This does not suggest that the unified Coalition is not essential. Remember that was the demand in the Libyan revolution albeit under differing conditions but with the same ambition: to get rid of, by whatever means, a dictator.

In the centre of the spinning conundrum are the people of Syria who will be in an even worse condition shortly with the coming of winter and the inability of the Syrian government and certainly not the rebellion to keep them warm, fed and safe. Hence the emergency thinking of emergency groups and foundations including the charity feeders and healers.

The greatest test on the diplomatic front could come in a proposed international What-To-Do-About-Syria conference probably in Morocco.

It is then that the rebels hope that as many as 100 other nations will recognise them as the alternative to Al Assad.

But maybe Hague and his mates should hold their breath for a moment. All the grandstanding as bringers of an alternative government for Syria assumes that Al Assad will see sense and quit. Oh yes? Quit to go where? To go to his grizzly death as did the Libyan colonel gripped by the blood-lust common to most rebellions?

The only way that is likely to have half a chance is the Coalition establishing not a government in exile, but a government in Syria in, say, the ruins of Aleppo and to gradually take over the running of the country.

An unlikely hypothesis is to make Al Assad irrelevant in his own country. If that showed even signs of working, what could then happen?

The rebels could then go to the Chinese and Russians who have very wisely not supported the rebellion. They would tell Beijing and Moscow that they were the consensus authority and needed Chinese and Russian backing – from ground economic support to the more important, UN diplomatic recognition.

⁂

- Problem set -
[A] According to the Syria commentary, in which country would the proposed international conference on Syria probably be held?
[B] Reproduce the part of the Syria commentary starting with "It is then that" and going on through "to most rebellions?".

⁂

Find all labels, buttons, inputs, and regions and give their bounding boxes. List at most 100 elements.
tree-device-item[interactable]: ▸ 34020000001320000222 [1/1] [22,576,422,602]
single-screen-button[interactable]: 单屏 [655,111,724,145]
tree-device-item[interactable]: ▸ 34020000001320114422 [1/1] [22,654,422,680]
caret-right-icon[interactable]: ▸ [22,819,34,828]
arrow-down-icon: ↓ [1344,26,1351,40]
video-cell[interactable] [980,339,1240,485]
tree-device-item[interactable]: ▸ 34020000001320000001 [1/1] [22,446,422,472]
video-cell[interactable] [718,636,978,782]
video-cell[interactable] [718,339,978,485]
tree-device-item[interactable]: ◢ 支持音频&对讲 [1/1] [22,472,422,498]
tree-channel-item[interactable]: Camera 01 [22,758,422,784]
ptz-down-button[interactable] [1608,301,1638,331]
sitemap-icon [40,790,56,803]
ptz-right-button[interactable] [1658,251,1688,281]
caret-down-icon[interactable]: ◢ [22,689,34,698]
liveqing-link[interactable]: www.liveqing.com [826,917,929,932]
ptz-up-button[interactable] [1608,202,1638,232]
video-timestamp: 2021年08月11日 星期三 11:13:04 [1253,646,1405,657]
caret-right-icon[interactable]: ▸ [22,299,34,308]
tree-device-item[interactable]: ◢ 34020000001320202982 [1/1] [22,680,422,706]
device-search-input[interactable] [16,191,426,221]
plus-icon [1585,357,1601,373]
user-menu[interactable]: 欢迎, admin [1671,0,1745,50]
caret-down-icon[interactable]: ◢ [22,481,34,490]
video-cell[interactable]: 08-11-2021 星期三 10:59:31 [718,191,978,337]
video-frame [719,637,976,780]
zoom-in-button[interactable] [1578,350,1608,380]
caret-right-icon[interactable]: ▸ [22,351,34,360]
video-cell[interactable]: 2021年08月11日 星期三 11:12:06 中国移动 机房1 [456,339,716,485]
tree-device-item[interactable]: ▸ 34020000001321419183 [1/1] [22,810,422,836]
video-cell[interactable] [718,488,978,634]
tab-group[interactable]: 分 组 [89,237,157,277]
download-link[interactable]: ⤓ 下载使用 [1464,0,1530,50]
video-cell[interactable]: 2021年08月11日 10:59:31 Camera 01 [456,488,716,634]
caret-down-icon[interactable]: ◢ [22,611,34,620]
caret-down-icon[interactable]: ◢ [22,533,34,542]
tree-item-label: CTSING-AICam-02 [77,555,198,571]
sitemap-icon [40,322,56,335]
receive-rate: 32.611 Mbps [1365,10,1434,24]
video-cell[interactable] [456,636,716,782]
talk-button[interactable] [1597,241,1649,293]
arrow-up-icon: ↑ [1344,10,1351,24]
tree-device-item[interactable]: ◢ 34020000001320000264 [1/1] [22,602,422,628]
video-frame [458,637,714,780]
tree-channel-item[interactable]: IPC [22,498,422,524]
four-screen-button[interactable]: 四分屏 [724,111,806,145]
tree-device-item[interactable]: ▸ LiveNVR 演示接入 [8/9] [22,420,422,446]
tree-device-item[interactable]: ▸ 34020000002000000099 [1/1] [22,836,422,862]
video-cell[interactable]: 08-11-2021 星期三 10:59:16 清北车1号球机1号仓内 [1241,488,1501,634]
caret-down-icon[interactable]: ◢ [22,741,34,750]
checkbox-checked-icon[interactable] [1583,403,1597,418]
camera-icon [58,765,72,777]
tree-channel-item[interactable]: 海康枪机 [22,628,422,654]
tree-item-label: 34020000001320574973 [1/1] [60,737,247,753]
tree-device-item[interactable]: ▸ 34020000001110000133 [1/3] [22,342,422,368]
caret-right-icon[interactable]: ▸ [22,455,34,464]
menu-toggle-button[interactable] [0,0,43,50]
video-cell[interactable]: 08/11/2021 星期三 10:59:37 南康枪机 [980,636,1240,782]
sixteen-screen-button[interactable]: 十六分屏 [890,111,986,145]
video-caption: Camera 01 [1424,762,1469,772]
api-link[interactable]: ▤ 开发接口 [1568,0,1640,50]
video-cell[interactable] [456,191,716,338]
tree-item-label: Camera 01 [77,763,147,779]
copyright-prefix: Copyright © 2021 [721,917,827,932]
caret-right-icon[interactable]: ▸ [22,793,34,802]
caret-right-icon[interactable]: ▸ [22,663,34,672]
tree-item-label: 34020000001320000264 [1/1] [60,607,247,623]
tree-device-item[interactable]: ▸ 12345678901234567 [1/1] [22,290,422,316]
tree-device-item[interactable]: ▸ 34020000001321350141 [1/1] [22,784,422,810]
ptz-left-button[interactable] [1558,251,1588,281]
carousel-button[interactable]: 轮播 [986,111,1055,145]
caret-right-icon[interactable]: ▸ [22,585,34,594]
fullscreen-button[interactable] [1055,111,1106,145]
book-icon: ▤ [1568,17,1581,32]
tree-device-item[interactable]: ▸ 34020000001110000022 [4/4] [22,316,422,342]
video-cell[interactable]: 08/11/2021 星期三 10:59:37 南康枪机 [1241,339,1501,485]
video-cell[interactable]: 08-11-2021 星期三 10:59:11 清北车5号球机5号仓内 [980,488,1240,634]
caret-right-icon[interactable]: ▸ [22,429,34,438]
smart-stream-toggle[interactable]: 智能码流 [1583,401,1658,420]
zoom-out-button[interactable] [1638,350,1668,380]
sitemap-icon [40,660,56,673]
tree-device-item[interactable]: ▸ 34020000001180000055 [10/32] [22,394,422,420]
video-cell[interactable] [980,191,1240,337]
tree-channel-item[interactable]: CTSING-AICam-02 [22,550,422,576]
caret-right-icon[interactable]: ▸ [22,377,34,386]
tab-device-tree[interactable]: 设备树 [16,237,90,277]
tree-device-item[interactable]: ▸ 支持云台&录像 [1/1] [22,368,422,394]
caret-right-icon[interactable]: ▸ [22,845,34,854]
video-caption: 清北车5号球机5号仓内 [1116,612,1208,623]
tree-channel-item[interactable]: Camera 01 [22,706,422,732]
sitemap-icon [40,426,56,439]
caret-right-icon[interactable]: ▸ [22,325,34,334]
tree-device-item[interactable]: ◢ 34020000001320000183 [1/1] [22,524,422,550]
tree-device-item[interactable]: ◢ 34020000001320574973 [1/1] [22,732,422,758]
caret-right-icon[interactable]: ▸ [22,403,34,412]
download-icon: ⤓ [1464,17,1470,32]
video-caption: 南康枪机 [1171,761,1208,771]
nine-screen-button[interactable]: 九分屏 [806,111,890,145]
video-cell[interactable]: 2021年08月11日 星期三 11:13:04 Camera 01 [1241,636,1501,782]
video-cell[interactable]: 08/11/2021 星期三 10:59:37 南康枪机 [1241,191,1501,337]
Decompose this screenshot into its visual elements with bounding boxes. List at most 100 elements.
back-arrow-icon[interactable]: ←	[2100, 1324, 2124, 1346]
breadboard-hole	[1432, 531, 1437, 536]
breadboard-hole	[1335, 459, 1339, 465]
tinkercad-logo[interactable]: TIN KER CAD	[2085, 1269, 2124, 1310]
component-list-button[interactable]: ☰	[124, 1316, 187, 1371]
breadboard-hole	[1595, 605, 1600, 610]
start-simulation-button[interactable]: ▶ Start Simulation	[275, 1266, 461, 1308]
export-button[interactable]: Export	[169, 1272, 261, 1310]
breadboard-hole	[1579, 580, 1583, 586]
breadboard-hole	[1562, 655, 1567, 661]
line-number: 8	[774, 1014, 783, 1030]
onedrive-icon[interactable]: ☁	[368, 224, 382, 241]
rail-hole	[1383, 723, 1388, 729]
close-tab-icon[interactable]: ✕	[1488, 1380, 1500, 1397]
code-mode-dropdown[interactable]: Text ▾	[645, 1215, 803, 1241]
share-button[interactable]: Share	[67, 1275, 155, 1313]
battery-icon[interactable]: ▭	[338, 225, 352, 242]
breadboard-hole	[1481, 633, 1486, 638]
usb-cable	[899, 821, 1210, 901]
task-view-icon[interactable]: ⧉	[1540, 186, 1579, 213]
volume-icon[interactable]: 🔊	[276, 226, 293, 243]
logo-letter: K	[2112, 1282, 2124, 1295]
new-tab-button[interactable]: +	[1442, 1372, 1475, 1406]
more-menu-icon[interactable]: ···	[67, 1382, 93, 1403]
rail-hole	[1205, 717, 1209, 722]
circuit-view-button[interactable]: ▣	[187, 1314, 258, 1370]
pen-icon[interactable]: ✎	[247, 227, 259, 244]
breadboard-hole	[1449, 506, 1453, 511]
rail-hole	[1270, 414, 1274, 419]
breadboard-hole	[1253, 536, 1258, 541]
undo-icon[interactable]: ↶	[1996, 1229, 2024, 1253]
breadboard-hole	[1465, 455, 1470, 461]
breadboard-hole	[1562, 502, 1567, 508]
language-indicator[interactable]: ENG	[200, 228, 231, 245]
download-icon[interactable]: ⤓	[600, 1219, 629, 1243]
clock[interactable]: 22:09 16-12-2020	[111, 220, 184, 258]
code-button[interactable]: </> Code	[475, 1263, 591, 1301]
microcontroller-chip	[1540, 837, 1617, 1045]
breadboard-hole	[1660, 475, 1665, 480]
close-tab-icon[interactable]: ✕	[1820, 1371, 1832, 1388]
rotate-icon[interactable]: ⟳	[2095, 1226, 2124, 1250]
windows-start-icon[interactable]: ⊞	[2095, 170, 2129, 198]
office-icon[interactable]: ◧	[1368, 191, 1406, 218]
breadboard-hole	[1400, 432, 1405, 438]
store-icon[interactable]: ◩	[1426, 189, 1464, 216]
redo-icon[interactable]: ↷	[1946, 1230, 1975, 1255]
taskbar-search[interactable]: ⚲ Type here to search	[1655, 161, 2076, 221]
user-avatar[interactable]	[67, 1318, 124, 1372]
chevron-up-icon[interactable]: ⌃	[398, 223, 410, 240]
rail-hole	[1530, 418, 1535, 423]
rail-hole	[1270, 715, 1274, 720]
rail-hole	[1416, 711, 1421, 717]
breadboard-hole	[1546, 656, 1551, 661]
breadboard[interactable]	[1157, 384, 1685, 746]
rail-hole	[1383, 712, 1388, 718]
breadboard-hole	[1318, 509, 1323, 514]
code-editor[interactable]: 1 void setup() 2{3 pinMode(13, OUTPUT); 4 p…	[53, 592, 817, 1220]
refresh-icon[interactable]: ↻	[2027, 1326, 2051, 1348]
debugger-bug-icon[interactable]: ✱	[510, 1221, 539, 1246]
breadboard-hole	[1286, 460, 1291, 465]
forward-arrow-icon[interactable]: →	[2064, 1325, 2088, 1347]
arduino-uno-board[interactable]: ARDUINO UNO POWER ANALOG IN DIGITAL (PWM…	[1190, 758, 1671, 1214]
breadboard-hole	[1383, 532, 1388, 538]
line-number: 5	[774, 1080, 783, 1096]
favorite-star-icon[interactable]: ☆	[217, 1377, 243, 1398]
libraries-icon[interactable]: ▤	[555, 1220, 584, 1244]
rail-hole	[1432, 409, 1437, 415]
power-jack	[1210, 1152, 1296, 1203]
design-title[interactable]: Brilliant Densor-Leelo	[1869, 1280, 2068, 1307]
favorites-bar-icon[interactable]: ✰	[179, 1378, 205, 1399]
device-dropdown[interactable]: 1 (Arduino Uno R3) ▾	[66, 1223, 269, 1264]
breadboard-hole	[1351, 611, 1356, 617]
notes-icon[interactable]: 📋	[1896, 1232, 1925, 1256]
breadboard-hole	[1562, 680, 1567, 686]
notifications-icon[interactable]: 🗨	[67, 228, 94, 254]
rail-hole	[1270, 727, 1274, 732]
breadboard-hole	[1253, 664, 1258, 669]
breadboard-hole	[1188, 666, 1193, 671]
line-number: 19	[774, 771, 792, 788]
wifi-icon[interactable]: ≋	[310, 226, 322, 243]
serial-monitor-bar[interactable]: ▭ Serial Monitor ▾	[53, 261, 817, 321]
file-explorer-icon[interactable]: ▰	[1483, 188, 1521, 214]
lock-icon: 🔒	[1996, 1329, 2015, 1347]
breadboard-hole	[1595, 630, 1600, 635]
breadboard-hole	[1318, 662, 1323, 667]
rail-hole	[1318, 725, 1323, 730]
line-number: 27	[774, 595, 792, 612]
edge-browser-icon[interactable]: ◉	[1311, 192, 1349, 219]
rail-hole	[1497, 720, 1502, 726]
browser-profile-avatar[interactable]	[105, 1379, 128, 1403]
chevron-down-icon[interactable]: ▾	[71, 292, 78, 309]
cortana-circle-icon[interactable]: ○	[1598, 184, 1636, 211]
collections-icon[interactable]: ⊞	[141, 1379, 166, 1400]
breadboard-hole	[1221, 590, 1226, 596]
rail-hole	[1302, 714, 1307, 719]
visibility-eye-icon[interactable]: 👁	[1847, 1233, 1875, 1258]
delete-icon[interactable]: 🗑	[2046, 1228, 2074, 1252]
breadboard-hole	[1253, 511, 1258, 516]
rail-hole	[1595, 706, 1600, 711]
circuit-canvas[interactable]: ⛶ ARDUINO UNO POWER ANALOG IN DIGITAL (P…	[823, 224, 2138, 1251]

⁂

- Results by task -
[A] Morocco.

[B]
It is then that the rebels hope that as many as 100 other nations will recognise them as the alternative to Al Assad.

But maybe Hague and his mates should hold their breath for a moment. All the grandstanding as bringers of an alternative government for Syria assumes that Al Assad will see sense and quit. Oh yes? Quit to go where? To go to his grizzly death as did the Libyan colonel gripped by the blood-lust common to most rebellions?